## TASK PROMPT
Your task is to print all of the data word for word.

Saved entries:
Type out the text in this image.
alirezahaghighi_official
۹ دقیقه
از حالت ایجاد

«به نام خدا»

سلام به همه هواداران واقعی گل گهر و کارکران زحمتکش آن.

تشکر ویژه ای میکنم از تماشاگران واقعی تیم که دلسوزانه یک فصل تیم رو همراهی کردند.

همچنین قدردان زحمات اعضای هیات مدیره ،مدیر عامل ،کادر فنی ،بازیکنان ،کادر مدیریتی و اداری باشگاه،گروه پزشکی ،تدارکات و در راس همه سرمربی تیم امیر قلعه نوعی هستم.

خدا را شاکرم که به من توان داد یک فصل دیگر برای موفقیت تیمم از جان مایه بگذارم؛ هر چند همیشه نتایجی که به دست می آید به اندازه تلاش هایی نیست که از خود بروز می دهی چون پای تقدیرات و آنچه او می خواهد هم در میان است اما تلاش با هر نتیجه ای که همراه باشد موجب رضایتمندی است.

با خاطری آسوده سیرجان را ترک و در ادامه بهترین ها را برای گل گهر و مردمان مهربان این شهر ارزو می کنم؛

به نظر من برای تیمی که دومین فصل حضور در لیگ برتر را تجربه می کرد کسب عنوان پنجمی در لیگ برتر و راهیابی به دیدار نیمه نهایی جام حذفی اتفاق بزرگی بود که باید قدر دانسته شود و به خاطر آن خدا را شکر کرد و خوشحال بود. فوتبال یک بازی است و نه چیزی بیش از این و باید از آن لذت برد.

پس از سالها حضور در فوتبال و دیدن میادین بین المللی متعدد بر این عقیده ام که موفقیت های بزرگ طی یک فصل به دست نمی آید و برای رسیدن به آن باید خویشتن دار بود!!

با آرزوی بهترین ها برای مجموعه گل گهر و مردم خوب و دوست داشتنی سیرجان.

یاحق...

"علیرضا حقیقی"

## EXERCISE RESPONSE
Type out the text in this image.
alirezahaghighi_official
۹ دقیقه
از حالت ایجاد

«به نام خدا»

سلام به همه هواداران واقعی گل گهر و کارکران زحمتکش آن.

تشکر ویژه ای میکنم از تماشاگران واقعی تیم که دلسوزانه یک فصل تیم رو همراهی کردند.

همچنین قدردان زحمات اعضای هیات مدیره ،مدیر عامل ،کادر فنی ،بازیکنان ،کادر مدیریتی و اداری باشگاه،گروه پزشکی ،تدارکات و در راس همه سرمربی تیم امیر قلعه نوعی هستم.

خدا را شاکرم که به من توان داد یک فصل دیگر برای موفقیت تیمم از جان مایه بگذارم؛ هر چند همیشه نتایجی که به دست می آید به اندازه تلاش هایی نیست که از خود بروز می دهی چون پای تقدیرات و آنچه او می خواهد هم در میان است اما تلاش با هر نتیجه ای که همراه باشد موجب رضایتمندی است.

با خاطری آسوده سیرجان را ترک و در ادامه بهترین ها را برای گل گهر و مردمان مهربان این شهر ارزو می کنم؛

به نظر من برای تیمی که دومین فصل حضور در لیگ برتر را تجربه می کرد کسب عنوان پنجمی در لیگ برتر و راهیابی به دیدار نیمه نهایی جام حذفی اتفاق بزرگی بود که باید قدر دانسته شود و به خاطر آن خدا را شکر کرد و خوشحال بود. فوتبال یک بازی است و نه چیزی بیش از این و باید از آن لذت برد.

پس از سالها حضور در فوتبال و دیدن میادین بین المللی متعدد بر این عقیده ام که موفقیت های بزرگ طی یک فصل به دست نمی آید و برای رسیدن به آن باید خویشتن دار بود!!

با آرزوی بهترین ها برای مجموعه گل گهر و مردم خوب و دوست داشتنی سیرجان.

یاحق...

"علیرضا حقیقی"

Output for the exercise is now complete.